◆ Description of the task: Repeat all of the data precisely.

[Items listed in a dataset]
____________________

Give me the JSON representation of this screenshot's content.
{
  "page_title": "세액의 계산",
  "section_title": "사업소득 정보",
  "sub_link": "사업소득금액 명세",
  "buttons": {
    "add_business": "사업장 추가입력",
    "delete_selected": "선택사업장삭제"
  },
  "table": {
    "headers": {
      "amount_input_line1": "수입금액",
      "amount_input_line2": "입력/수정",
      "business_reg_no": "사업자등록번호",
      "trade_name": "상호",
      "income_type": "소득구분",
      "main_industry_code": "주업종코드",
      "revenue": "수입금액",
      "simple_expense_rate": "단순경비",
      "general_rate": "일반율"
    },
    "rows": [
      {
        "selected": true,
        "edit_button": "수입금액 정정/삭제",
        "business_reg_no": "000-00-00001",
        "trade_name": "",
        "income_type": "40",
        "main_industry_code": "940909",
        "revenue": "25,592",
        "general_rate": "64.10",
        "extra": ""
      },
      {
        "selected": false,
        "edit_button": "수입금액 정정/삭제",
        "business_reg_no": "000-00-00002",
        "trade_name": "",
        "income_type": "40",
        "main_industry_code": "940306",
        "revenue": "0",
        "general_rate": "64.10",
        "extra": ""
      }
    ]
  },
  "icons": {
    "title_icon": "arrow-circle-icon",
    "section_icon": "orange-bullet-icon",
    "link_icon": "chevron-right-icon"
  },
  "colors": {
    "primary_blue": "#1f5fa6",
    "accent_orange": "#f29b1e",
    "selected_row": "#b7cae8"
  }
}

____________________

◆ The solution:
Give me the JSON representation of this screenshot's content.
{
  "page_title": "세액의 계산",
  "section_title": "사업소득 정보",
  "sub_link": "사업소득금액 명세",
  "buttons": {
    "add_business": "사업장 추가입력",
    "delete_selected": "선택사업장삭제"
  },
  "table": {
    "headers": {
      "amount_input_line1": "수입금액",
      "amount_input_line2": "입력/수정",
      "business_reg_no": "사업자등록번호",
      "trade_name": "상호",
      "income_type": "소득구분",
      "main_industry_code": "주업종코드",
      "revenue": "수입금액",
      "simple_expense_rate": "단순경비",
      "general_rate": "일반율"
    },
    "rows": [
      {
        "selected": true,
        "edit_button": "수입금액 정정/삭제",
        "business_reg_no": "000-00-00001",
        "trade_name": "",
        "income_type": "40",
        "main_industry_code": "940909",
        "revenue": "25,592",
        "general_rate": "64.10",
        "extra": ""
      },
      {
        "selected": false,
        "edit_button": "수입금액 정정/삭제",
        "business_reg_no": "000-00-00002",
        "trade_name": "",
        "income_type": "40",
        "main_industry_code": "940306",
        "revenue": "0",
        "general_rate": "64.10",
        "extra": ""
      }
    ]
  },
  "icons": {
    "title_icon": "arrow-circle-icon",
    "section_icon": "orange-bullet-icon",
    "link_icon": "chevron-right-icon"
  },
  "colors": {
    "primary_blue": "#1f5fa6",
    "accent_orange": "#f29b1e",
    "selected_row": "#b7cae8"
  }
}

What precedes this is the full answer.